## BRIEF
Repeat, exactly and completely, the entries shown underneath.

## INFORMATION GIVEN
☆ ☆ ☆ ☆ ☆

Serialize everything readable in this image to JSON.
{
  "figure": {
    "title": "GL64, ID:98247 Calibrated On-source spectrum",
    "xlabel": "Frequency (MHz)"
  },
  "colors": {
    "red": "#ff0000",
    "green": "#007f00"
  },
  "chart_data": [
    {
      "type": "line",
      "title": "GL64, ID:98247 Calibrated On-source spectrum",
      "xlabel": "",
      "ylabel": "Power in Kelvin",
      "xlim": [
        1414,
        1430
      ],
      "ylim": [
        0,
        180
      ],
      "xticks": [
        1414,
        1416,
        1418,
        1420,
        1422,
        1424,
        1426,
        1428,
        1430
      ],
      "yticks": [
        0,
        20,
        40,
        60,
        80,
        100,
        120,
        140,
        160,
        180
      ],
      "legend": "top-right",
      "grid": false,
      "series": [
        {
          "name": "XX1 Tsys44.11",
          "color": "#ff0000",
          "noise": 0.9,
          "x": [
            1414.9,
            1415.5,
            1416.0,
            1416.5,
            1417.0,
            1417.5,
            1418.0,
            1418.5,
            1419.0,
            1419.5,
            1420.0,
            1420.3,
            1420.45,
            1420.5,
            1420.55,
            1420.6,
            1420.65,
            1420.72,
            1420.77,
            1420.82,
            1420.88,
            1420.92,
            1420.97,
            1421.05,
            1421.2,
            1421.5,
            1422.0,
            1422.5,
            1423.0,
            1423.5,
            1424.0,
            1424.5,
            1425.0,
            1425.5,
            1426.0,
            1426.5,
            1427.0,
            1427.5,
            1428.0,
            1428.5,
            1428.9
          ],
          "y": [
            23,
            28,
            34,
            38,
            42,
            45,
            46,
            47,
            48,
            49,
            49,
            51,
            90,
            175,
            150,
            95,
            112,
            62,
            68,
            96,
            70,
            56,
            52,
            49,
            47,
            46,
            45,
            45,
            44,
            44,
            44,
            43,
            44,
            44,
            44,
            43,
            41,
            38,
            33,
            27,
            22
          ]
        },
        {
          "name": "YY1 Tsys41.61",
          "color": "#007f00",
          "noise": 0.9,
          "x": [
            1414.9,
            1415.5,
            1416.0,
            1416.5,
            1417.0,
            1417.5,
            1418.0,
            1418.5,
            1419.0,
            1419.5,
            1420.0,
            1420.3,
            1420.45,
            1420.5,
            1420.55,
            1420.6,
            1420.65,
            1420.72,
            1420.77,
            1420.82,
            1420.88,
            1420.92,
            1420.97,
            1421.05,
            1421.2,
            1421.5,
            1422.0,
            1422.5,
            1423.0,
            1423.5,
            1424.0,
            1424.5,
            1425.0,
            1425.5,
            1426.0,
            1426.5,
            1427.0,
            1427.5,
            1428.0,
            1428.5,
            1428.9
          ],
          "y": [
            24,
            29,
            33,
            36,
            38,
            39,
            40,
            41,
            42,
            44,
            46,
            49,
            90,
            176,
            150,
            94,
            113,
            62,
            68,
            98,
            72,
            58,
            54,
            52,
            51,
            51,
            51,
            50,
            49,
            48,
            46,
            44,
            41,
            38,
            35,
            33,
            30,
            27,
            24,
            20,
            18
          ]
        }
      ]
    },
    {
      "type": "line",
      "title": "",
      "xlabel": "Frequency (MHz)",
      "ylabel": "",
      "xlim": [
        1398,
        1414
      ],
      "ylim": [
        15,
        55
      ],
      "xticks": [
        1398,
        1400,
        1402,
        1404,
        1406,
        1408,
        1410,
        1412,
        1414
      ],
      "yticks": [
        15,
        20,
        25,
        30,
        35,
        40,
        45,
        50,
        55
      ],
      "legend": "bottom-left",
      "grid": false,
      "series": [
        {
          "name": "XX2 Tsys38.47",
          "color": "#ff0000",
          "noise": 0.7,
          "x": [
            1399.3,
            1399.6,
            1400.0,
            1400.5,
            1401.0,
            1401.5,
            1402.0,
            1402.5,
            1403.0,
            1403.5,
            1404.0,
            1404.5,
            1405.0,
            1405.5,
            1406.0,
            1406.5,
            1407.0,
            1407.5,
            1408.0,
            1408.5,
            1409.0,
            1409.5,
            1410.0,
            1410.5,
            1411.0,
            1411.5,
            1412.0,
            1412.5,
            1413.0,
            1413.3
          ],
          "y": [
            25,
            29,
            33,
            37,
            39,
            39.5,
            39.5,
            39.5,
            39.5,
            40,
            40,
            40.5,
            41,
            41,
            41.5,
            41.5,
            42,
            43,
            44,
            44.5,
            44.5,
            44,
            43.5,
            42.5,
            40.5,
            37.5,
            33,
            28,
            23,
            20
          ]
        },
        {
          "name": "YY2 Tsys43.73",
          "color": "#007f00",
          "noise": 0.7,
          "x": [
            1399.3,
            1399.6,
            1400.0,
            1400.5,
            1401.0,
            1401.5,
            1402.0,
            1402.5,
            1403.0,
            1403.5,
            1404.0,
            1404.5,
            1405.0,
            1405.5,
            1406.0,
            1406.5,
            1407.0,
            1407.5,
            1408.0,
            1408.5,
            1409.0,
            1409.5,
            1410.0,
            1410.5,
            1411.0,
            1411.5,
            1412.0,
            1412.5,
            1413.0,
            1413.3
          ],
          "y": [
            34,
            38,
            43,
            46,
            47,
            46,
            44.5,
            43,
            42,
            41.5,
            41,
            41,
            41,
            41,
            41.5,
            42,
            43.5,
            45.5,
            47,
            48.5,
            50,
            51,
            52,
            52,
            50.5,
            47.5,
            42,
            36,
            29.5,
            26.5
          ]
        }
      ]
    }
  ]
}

☆ ☆ ☆ ☆ ☆

## COMPLETE ANSWER
Serialize everything readable in this image to JSON.
{
  "figure": {
    "title": "GL64, ID:98247 Calibrated On-source spectrum",
    "xlabel": "Frequency (MHz)"
  },
  "colors": {
    "red": "#ff0000",
    "green": "#007f00"
  },
  "chart_data": [
    {
      "type": "line",
      "title": "GL64, ID:98247 Calibrated On-source spectrum",
      "xlabel": "",
      "ylabel": "Power in Kelvin",
      "xlim": [
        1414,
        1430
      ],
      "ylim": [
        0,
        180
      ],
      "xticks": [
        1414,
        1416,
        1418,
        1420,
        1422,
        1424,
        1426,
        1428,
        1430
      ],
      "yticks": [
        0,
        20,
        40,
        60,
        80,
        100,
        120,
        140,
        160,
        180
      ],
      "legend": "top-right",
      "grid": false,
      "series": [
        {
          "name": "XX1 Tsys44.11",
          "color": "#ff0000",
          "noise": 0.9,
          "x": [
            1414.9,
            1415.5,
            1416.0,
            1416.5,
            1417.0,
            1417.5,
            1418.0,
            1418.5,
            1419.0,
            1419.5,
            1420.0,
            1420.3,
            1420.45,
            1420.5,
            1420.55,
            1420.6,
            1420.65,
            1420.72,
            1420.77,
            1420.82,
            1420.88,
            1420.92,
            1420.97,
            1421.05,
            1421.2,
            1421.5,
            1422.0,
            1422.5,
            1423.0,
            1423.5,
            1424.0,
            1424.5,
            1425.0,
            1425.5,
            1426.0,
            1426.5,
            1427.0,
            1427.5,
            1428.0,
            1428.5,
            1428.9
          ],
          "y": [
            23,
            28,
            34,
            38,
            42,
            45,
            46,
            47,
            48,
            49,
            49,
            51,
            90,
            175,
            150,
            95,
            112,
            62,
            68,
            96,
            70,
            56,
            52,
            49,
            47,
            46,
            45,
            45,
            44,
            44,
            44,
            43,
            44,
            44,
            44,
            43,
            41,
            38,
            33,
            27,
            22
          ]
        },
        {
          "name": "YY1 Tsys41.61",
          "color": "#007f00",
          "noise": 0.9,
          "x": [
            1414.9,
            1415.5,
            1416.0,
            1416.5,
            1417.0,
            1417.5,
            1418.0,
            1418.5,
            1419.0,
            1419.5,
            1420.0,
            1420.3,
            1420.45,
            1420.5,
            1420.55,
            1420.6,
            1420.65,
            1420.72,
            1420.77,
            1420.82,
            1420.88,
            1420.92,
            1420.97,
            1421.05,
            1421.2,
            1421.5,
            1422.0,
            1422.5,
            1423.0,
            1423.5,
            1424.0,
            1424.5,
            1425.0,
            1425.5,
            1426.0,
            1426.5,
            1427.0,
            1427.5,
            1428.0,
            1428.5,
            1428.9
          ],
          "y": [
            24,
            29,
            33,
            36,
            38,
            39,
            40,
            41,
            42,
            44,
            46,
            49,
            90,
            176,
            150,
            94,
            113,
            62,
            68,
            98,
            72,
            58,
            54,
            52,
            51,
            51,
            51,
            50,
            49,
            48,
            46,
            44,
            41,
            38,
            35,
            33,
            30,
            27,
            24,
            20,
            18
          ]
        }
      ]
    },
    {
      "type": "line",
      "title": "",
      "xlabel": "Frequency (MHz)",
      "ylabel": "",
      "xlim": [
        1398,
        1414
      ],
      "ylim": [
        15,
        55
      ],
      "xticks": [
        1398,
        1400,
        1402,
        1404,
        1406,
        1408,
        1410,
        1412,
        1414
      ],
      "yticks": [
        15,
        20,
        25,
        30,
        35,
        40,
        45,
        50,
        55
      ],
      "legend": "bottom-left",
      "grid": false,
      "series": [
        {
          "name": "XX2 Tsys38.47",
          "color": "#ff0000",
          "noise": 0.7,
          "x": [
            1399.3,
            1399.6,
            1400.0,
            1400.5,
            1401.0,
            1401.5,
            1402.0,
            1402.5,
            1403.0,
            1403.5,
            1404.0,
            1404.5,
            1405.0,
            1405.5,
            1406.0,
            1406.5,
            1407.0,
            1407.5,
            1408.0,
            1408.5,
            1409.0,
            1409.5,
            1410.0,
            1410.5,
            1411.0,
            1411.5,
            1412.0,
            1412.5,
            1413.0,
            1413.3
          ],
          "y": [
            25,
            29,
            33,
            37,
            39,
            39.5,
            39.5,
            39.5,
            39.5,
            40,
            40,
            40.5,
            41,
            41,
            41.5,
            41.5,
            42,
            43,
            44,
            44.5,
            44.5,
            44,
            43.5,
            42.5,
            40.5,
            37.5,
            33,
            28,
            23,
            20
          ]
        },
        {
          "name": "YY2 Tsys43.73",
          "color": "#007f00",
          "noise": 0.7,
          "x": [
            1399.3,
            1399.6,
            1400.0,
            1400.5,
            1401.0,
            1401.5,
            1402.0,
            1402.5,
            1403.0,
            1403.5,
            1404.0,
            1404.5,
            1405.0,
            1405.5,
            1406.0,
            1406.5,
            1407.0,
            1407.5,
            1408.0,
            1408.5,
            1409.0,
            1409.5,
            1410.0,
            1410.5,
            1411.0,
            1411.5,
            1412.0,
            1412.5,
            1413.0,
            1413.3
          ],
          "y": [
            34,
            38,
            43,
            46,
            47,
            46,
            44.5,
            43,
            42,
            41.5,
            41,
            41,
            41,
            41,
            41.5,
            42,
            43.5,
            45.5,
            47,
            48.5,
            50,
            51,
            52,
            52,
            50.5,
            47.5,
            42,
            36,
            29.5,
            26.5
          ]
        }
      ]
    }
  ]
}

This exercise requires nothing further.